> [Written request] Output every entry exactly, from the first line to the last.

(Extracted records)
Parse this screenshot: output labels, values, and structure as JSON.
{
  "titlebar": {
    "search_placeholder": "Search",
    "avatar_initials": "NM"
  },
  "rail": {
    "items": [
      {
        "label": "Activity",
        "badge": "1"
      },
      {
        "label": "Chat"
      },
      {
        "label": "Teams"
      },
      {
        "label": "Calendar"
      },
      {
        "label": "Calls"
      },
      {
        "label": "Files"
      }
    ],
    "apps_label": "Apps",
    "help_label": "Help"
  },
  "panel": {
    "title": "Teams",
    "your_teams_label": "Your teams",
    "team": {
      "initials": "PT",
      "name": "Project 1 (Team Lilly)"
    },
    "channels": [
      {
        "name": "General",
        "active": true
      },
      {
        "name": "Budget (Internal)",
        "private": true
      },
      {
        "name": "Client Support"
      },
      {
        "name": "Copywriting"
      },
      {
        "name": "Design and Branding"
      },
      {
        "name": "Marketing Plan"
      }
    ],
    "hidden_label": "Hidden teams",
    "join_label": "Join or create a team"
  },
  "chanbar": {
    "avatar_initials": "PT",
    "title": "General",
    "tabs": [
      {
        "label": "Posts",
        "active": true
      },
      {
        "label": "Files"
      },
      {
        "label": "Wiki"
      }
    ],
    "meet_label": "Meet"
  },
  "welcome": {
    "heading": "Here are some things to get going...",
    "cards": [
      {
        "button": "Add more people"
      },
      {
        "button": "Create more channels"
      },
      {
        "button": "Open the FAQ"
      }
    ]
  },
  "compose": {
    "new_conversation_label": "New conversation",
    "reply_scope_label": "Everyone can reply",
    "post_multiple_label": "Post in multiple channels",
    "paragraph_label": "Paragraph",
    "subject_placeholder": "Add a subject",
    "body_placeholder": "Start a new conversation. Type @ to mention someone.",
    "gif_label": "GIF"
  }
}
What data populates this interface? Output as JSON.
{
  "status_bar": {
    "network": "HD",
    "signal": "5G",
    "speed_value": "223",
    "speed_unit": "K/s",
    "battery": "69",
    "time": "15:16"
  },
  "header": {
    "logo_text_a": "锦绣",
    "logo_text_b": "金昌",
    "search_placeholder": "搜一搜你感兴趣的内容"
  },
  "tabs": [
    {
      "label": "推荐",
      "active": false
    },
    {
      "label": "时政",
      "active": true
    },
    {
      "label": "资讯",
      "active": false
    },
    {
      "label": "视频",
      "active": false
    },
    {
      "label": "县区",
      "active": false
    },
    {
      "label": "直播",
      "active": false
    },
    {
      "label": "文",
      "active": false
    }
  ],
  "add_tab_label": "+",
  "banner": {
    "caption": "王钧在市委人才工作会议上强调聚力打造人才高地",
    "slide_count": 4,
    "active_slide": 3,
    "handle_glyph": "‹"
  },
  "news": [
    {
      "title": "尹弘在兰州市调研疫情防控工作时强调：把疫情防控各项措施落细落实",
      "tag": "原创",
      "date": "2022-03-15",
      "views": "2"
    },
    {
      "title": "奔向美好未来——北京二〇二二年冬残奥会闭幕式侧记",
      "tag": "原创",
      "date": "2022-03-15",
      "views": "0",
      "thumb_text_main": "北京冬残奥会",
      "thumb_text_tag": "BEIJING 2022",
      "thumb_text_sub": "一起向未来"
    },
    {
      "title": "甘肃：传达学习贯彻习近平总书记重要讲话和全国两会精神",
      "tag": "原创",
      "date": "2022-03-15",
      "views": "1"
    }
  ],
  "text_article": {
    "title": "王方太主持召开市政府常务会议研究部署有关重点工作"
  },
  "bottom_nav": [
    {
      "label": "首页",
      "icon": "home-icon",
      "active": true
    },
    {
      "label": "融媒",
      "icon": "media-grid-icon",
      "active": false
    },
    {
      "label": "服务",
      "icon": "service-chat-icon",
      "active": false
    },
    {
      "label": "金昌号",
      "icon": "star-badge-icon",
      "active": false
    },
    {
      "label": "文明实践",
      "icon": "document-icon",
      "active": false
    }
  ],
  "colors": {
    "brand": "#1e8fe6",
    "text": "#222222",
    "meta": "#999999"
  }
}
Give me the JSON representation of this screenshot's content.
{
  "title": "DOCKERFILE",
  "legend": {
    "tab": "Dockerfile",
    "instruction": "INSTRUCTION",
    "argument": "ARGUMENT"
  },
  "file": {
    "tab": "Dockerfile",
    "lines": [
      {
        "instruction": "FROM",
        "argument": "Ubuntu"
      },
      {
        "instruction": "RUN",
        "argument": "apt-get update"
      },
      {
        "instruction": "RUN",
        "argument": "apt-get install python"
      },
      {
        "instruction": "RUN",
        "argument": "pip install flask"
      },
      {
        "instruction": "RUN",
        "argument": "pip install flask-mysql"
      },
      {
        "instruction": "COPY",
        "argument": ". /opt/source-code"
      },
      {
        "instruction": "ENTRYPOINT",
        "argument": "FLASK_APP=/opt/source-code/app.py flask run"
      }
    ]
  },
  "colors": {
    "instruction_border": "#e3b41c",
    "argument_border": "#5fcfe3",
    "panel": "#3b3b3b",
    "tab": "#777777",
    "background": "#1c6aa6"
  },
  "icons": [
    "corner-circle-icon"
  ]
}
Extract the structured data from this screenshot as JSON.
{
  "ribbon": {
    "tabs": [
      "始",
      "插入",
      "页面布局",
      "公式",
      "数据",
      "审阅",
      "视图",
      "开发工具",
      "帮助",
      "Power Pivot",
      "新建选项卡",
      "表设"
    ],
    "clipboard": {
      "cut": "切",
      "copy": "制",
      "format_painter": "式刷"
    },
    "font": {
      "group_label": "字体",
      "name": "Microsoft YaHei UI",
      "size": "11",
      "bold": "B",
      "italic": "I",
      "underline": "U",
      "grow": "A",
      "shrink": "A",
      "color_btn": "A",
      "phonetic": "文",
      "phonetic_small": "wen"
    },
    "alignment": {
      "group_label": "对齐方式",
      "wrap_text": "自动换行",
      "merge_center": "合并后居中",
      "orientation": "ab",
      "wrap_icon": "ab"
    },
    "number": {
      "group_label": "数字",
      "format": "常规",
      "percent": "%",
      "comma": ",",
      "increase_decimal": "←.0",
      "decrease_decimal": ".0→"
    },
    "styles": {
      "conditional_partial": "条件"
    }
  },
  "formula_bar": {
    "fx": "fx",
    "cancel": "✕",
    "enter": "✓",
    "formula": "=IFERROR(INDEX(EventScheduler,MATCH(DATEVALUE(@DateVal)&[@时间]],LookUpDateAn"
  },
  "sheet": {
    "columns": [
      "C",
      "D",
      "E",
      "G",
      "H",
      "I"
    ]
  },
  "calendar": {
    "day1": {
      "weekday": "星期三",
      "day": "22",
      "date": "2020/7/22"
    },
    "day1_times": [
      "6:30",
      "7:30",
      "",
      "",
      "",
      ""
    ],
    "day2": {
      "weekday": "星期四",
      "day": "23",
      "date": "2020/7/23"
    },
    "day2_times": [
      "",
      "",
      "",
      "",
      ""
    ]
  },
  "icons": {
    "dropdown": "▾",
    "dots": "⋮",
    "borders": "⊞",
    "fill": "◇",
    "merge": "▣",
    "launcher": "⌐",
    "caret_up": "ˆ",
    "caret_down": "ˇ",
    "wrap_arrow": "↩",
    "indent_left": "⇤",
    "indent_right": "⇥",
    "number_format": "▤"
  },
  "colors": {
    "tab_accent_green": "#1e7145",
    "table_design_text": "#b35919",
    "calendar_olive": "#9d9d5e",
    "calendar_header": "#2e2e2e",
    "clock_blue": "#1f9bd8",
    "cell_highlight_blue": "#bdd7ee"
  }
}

> [Exercise answer]
Parse this screenshot: output labels, values, and structure as JSON.
{
  "titlebar": {
    "search_placeholder": "Search",
    "avatar_initials": "NM"
  },
  "rail": {
    "items": [
      {
        "label": "Activity",
        "badge": "1"
      },
      {
        "label": "Chat"
      },
      {
        "label": "Teams"
      },
      {
        "label": "Calendar"
      },
      {
        "label": "Calls"
      },
      {
        "label": "Files"
      }
    ],
    "apps_label": "Apps",
    "help_label": "Help"
  },
  "panel": {
    "title": "Teams",
    "your_teams_label": "Your teams",
    "team": {
      "initials": "PT",
      "name": "Project 1 (Team Lilly)"
    },
    "channels": [
      {
        "name": "General",
        "active": true
      },
      {
        "name": "Budget (Internal)",
        "private": true
      },
      {
        "name": "Client Support"
      },
      {
        "name": "Copywriting"
      },
      {
        "name": "Design and Branding"
      },
      {
        "name": "Marketing Plan"
      }
    ],
    "hidden_label": "Hidden teams",
    "join_label": "Join or create a team"
  },
  "chanbar": {
    "avatar_initials": "PT",
    "title": "General",
    "tabs": [
      {
        "label": "Posts",
        "active": true
      },
      {
        "label": "Files"
      },
      {
        "label": "Wiki"
      }
    ],
    "meet_label": "Meet"
  },
  "welcome": {
    "heading": "Here are some things to get going...",
    "cards": [
      {
        "button": "Add more people"
      },
      {
        "button": "Create more channels"
      },
      {
        "button": "Open the FAQ"
      }
    ]
  },
  "compose": {
    "new_conversation_label": "New conversation",
    "reply_scope_label": "Everyone can reply",
    "post_multiple_label": "Post in multiple channels",
    "paragraph_label": "Paragraph",
    "subject_placeholder": "Add a subject",
    "body_placeholder": "Start a new conversation. Type @ to mention someone.",
    "gif_label": "GIF"
  }
}
What data populates this interface? Output as JSON.
{
  "status_bar": {
    "network": "HD",
    "signal": "5G",
    "speed_value": "223",
    "speed_unit": "K/s",
    "battery": "69",
    "time": "15:16"
  },
  "header": {
    "logo_text_a": "锦绣",
    "logo_text_b": "金昌",
    "search_placeholder": "搜一搜你感兴趣的内容"
  },
  "tabs": [
    {
      "label": "推荐",
      "active": false
    },
    {
      "label": "时政",
      "active": true
    },
    {
      "label": "资讯",
      "active": false
    },
    {
      "label": "视频",
      "active": false
    },
    {
      "label": "县区",
      "active": false
    },
    {
      "label": "直播",
      "active": false
    },
    {
      "label": "文",
      "active": false
    }
  ],
  "add_tab_label": "+",
  "banner": {
    "caption": "王钧在市委人才工作会议上强调聚力打造人才高地",
    "slide_count": 4,
    "active_slide": 3,
    "handle_glyph": "‹"
  },
  "news": [
    {
      "title": "尹弘在兰州市调研疫情防控工作时强调：把疫情防控各项措施落细落实",
      "tag": "原创",
      "date": "2022-03-15",
      "views": "2"
    },
    {
      "title": "奔向美好未来——北京二〇二二年冬残奥会闭幕式侧记",
      "tag": "原创",
      "date": "2022-03-15",
      "views": "0",
      "thumb_text_main": "北京冬残奥会",
      "thumb_text_tag": "BEIJING 2022",
      "thumb_text_sub": "一起向未来"
    },
    {
      "title": "甘肃：传达学习贯彻习近平总书记重要讲话和全国两会精神",
      "tag": "原创",
      "date": "2022-03-15",
      "views": "1"
    }
  ],
  "text_article": {
    "title": "王方太主持召开市政府常务会议研究部署有关重点工作"
  },
  "bottom_nav": [
    {
      "label": "首页",
      "icon": "home-icon",
      "active": true
    },
    {
      "label": "融媒",
      "icon": "media-grid-icon",
      "active": false
    },
    {
      "label": "服务",
      "icon": "service-chat-icon",
      "active": false
    },
    {
      "label": "金昌号",
      "icon": "star-badge-icon",
      "active": false
    },
    {
      "label": "文明实践",
      "icon": "document-icon",
      "active": false
    }
  ],
  "colors": {
    "brand": "#1e8fe6",
    "text": "#222222",
    "meta": "#999999"
  }
}
Give me the JSON representation of this screenshot's content.
{
  "title": "DOCKERFILE",
  "legend": {
    "tab": "Dockerfile",
    "instruction": "INSTRUCTION",
    "argument": "ARGUMENT"
  },
  "file": {
    "tab": "Dockerfile",
    "lines": [
      {
        "instruction": "FROM",
        "argument": "Ubuntu"
      },
      {
        "instruction": "RUN",
        "argument": "apt-get update"
      },
      {
        "instruction": "RUN",
        "argument": "apt-get install python"
      },
      {
        "instruction": "RUN",
        "argument": "pip install flask"
      },
      {
        "instruction": "RUN",
        "argument": "pip install flask-mysql"
      },
      {
        "instruction": "COPY",
        "argument": ". /opt/source-code"
      },
      {
        "instruction": "ENTRYPOINT",
        "argument": "FLASK_APP=/opt/source-code/app.py flask run"
      }
    ]
  },
  "colors": {
    "instruction_border": "#e3b41c",
    "argument_border": "#5fcfe3",
    "panel": "#3b3b3b",
    "tab": "#777777",
    "background": "#1c6aa6"
  },
  "icons": [
    "corner-circle-icon"
  ]
}
Extract the structured data from this screenshot as JSON.
{
  "ribbon": {
    "tabs": [
      "始",
      "插入",
      "页面布局",
      "公式",
      "数据",
      "审阅",
      "视图",
      "开发工具",
      "帮助",
      "Power Pivot",
      "新建选项卡",
      "表设"
    ],
    "clipboard": {
      "cut": "切",
      "copy": "制",
      "format_painter": "式刷"
    },
    "font": {
      "group_label": "字体",
      "name": "Microsoft YaHei UI",
      "size": "11",
      "bold": "B",
      "italic": "I",
      "underline": "U",
      "grow": "A",
      "shrink": "A",
      "color_btn": "A",
      "phonetic": "文",
      "phonetic_small": "wen"
    },
    "alignment": {
      "group_label": "对齐方式",
      "wrap_text": "自动换行",
      "merge_center": "合并后居中",
      "orientation": "ab",
      "wrap_icon": "ab"
    },
    "number": {
      "group_label": "数字",
      "format": "常规",
      "percent": "%",
      "comma": ",",
      "increase_decimal": "←.0",
      "decrease_decimal": ".0→"
    },
    "styles": {
      "conditional_partial": "条件"
    }
  },
  "formula_bar": {
    "fx": "fx",
    "cancel": "✕",
    "enter": "✓",
    "formula": "=IFERROR(INDEX(EventScheduler,MATCH(DATEVALUE(@DateVal)&[@时间]],LookUpDateAn"
  },
  "sheet": {
    "columns": [
      "C",
      "D",
      "E",
      "G",
      "H",
      "I"
    ]
  },
  "calendar": {
    "day1": {
      "weekday": "星期三",
      "day": "22",
      "date": "2020/7/22"
    },
    "day1_times": [
      "6:30",
      "7:30",
      "",
      "",
      "",
      ""
    ],
    "day2": {
      "weekday": "星期四",
      "day": "23",
      "date": "2020/7/23"
    },
    "day2_times": [
      "",
      "",
      "",
      "",
      ""
    ]
  },
  "icons": {
    "dropdown": "▾",
    "dots": "⋮",
    "borders": "⊞",
    "fill": "◇",
    "merge": "▣",
    "launcher": "⌐",
    "caret_up": "ˆ",
    "caret_down": "ˇ",
    "wrap_arrow": "↩",
    "indent_left": "⇤",
    "indent_right": "⇥",
    "number_format": "▤"
  },
  "colors": {
    "tab_accent_green": "#1e7145",
    "table_design_text": "#b35919",
    "calendar_olive": "#9d9d5e",
    "calendar_header": "#2e2e2e",
    "clock_blue": "#1f9bd8",
    "cell_highlight_blue": "#bdd7ee"
  }
}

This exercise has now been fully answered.